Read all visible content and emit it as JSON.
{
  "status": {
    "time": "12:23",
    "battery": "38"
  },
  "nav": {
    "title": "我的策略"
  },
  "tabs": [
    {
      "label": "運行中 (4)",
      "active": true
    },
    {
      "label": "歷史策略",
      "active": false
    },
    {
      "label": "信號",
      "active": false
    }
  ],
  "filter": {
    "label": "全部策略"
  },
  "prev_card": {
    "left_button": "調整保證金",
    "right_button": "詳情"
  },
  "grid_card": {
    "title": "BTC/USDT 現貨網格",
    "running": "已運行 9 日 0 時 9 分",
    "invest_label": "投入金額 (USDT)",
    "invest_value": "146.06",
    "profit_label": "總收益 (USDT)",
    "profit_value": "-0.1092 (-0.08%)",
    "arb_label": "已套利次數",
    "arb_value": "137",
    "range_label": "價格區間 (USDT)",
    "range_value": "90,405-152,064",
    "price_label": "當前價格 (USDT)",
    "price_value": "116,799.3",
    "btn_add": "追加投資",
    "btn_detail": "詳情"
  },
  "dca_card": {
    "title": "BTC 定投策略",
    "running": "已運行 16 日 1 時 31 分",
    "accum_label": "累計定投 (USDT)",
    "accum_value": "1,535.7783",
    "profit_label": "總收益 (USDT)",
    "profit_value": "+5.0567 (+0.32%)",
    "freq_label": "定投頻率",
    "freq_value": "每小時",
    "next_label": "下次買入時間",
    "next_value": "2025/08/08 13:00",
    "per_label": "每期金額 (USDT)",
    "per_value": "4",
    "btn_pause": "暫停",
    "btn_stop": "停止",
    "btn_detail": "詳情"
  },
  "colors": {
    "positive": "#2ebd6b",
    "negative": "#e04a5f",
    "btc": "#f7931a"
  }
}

::::::::

### YOUR INSTRUCTIONS
Set down all of the records shown above once more, exactly.

### WRITTEN ANSWER
Read all visible content and emit it as JSON.
{
  "status": {
    "time": "12:23",
    "battery": "38"
  },
  "nav": {
    "title": "我的策略"
  },
  "tabs": [
    {
      "label": "運行中 (4)",
      "active": true
    },
    {
      "label": "歷史策略",
      "active": false
    },
    {
      "label": "信號",
      "active": false
    }
  ],
  "filter": {
    "label": "全部策略"
  },
  "prev_card": {
    "left_button": "調整保證金",
    "right_button": "詳情"
  },
  "grid_card": {
    "title": "BTC/USDT 現貨網格",
    "running": "已運行 9 日 0 時 9 分",
    "invest_label": "投入金額 (USDT)",
    "invest_value": "146.06",
    "profit_label": "總收益 (USDT)",
    "profit_value": "-0.1092 (-0.08%)",
    "arb_label": "已套利次數",
    "arb_value": "137",
    "range_label": "價格區間 (USDT)",
    "range_value": "90,405-152,064",
    "price_label": "當前價格 (USDT)",
    "price_value": "116,799.3",
    "btn_add": "追加投資",
    "btn_detail": "詳情"
  },
  "dca_card": {
    "title": "BTC 定投策略",
    "running": "已運行 16 日 1 時 31 分",
    "accum_label": "累計定投 (USDT)",
    "accum_value": "1,535.7783",
    "profit_label": "總收益 (USDT)",
    "profit_value": "+5.0567 (+0.32%)",
    "freq_label": "定投頻率",
    "freq_value": "每小時",
    "next_label": "下次買入時間",
    "next_value": "2025/08/08 13:00",
    "per_label": "每期金額 (USDT)",
    "per_value": "4",
    "btn_pause": "暫停",
    "btn_stop": "停止",
    "btn_detail": "詳情"
  },
  "colors": {
    "positive": "#2ebd6b",
    "negative": "#e04a5f",
    "btc": "#f7931a"
  }
}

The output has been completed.